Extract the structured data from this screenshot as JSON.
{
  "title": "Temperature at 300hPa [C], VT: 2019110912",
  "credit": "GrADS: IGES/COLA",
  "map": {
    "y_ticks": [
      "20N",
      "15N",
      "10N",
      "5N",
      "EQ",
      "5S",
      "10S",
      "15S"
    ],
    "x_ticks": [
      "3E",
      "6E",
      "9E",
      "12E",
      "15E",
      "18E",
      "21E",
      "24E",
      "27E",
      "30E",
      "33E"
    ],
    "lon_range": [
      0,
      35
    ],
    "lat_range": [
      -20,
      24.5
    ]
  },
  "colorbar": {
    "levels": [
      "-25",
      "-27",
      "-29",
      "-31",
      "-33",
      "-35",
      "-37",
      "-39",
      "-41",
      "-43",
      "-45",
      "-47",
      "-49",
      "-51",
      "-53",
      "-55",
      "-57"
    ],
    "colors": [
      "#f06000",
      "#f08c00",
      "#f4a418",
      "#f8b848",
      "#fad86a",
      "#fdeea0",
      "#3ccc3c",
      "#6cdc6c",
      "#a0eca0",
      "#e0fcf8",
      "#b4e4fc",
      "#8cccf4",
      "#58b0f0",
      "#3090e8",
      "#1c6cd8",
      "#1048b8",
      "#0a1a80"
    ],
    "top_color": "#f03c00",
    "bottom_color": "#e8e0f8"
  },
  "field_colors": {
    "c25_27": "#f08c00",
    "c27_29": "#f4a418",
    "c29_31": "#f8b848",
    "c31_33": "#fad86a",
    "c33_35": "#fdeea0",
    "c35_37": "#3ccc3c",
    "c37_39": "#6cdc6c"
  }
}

=== WHAT THIS TASK INVOLVES ===
Print all the data exactly.

=== EXERCISE ANSWER ===
Extract the structured data from this screenshot as JSON.
{
  "title": "Temperature at 300hPa [C], VT: 2019110912",
  "credit": "GrADS: IGES/COLA",
  "map": {
    "y_ticks": [
      "20N",
      "15N",
      "10N",
      "5N",
      "EQ",
      "5S",
      "10S",
      "15S"
    ],
    "x_ticks": [
      "3E",
      "6E",
      "9E",
      "12E",
      "15E",
      "18E",
      "21E",
      "24E",
      "27E",
      "30E",
      "33E"
    ],
    "lon_range": [
      0,
      35
    ],
    "lat_range": [
      -20,
      24.5
    ]
  },
  "colorbar": {
    "levels": [
      "-25",
      "-27",
      "-29",
      "-31",
      "-33",
      "-35",
      "-37",
      "-39",
      "-41",
      "-43",
      "-45",
      "-47",
      "-49",
      "-51",
      "-53",
      "-55",
      "-57"
    ],
    "colors": [
      "#f06000",
      "#f08c00",
      "#f4a418",
      "#f8b848",
      "#fad86a",
      "#fdeea0",
      "#3ccc3c",
      "#6cdc6c",
      "#a0eca0",
      "#e0fcf8",
      "#b4e4fc",
      "#8cccf4",
      "#58b0f0",
      "#3090e8",
      "#1c6cd8",
      "#1048b8",
      "#0a1a80"
    ],
    "top_color": "#f03c00",
    "bottom_color": "#e8e0f8"
  },
  "field_colors": {
    "c25_27": "#f08c00",
    "c27_29": "#f4a418",
    "c29_31": "#f8b848",
    "c31_33": "#fad86a",
    "c33_35": "#fdeea0",
    "c35_37": "#3ccc3c",
    "c37_39": "#6cdc6c"
  }
}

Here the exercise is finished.